## Work to do
Find each line holding the word "this" and give the total alone.

## Records for processing
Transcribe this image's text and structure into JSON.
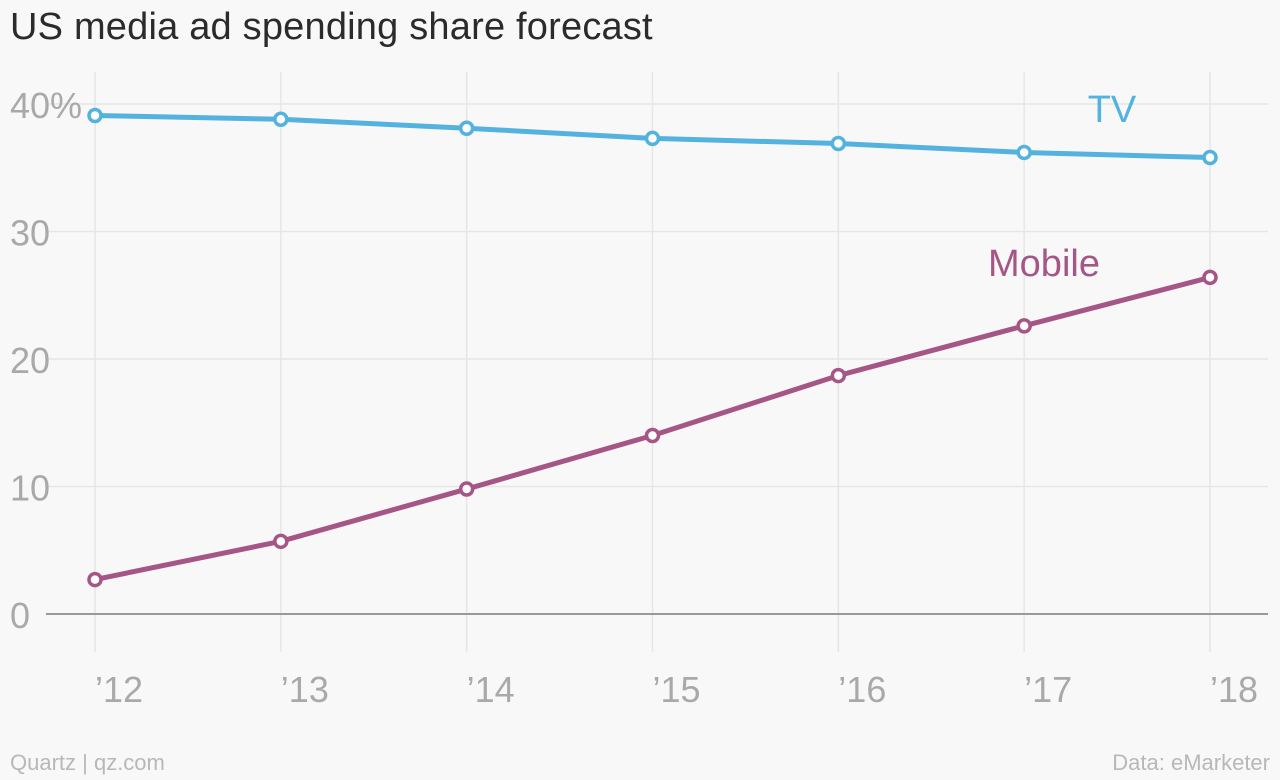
{
  "title": "US media ad spending share forecast",
  "footer": {
    "source_credit": "Quartz | qz.com",
    "data_credit": "Data: eMarketer"
  },
  "chart_data": {
    "type": "line",
    "x": [
      2012,
      2013,
      2014,
      2015,
      2016,
      2017,
      2018
    ],
    "x_tick_labels": [
      "’12",
      "’13",
      "’14",
      "’15",
      "’16",
      "’17",
      "’18"
    ],
    "y_ticks": [
      0,
      10,
      20,
      30,
      40
    ],
    "y_tick_labels": [
      "0",
      "10",
      "20",
      "30",
      "40%"
    ],
    "ylim": [
      0,
      40
    ],
    "grid": true,
    "series": [
      {
        "name": "TV",
        "color": "#53b2de",
        "values": [
          39.1,
          38.8,
          38.1,
          37.3,
          36.9,
          36.2,
          35.8
        ]
      },
      {
        "name": "Mobile",
        "color": "#a65686",
        "values": [
          2.7,
          5.7,
          9.8,
          14.0,
          18.7,
          22.6,
          26.4
        ]
      }
    ]
  }
}
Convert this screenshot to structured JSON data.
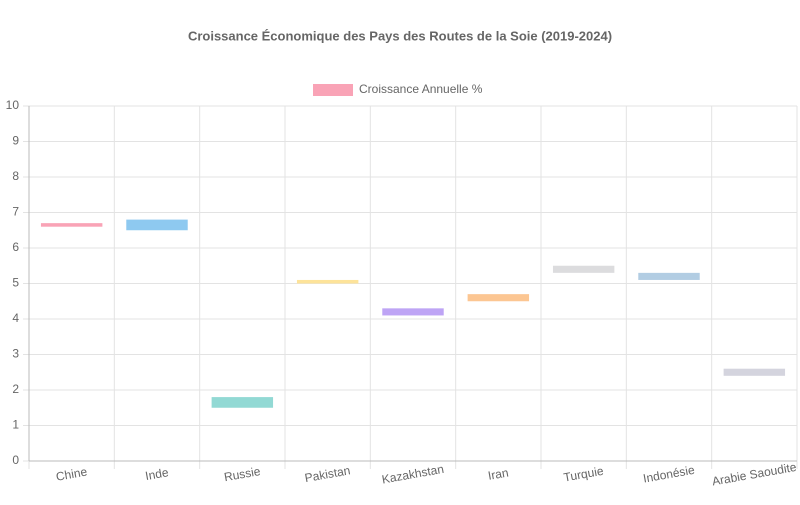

## Result
2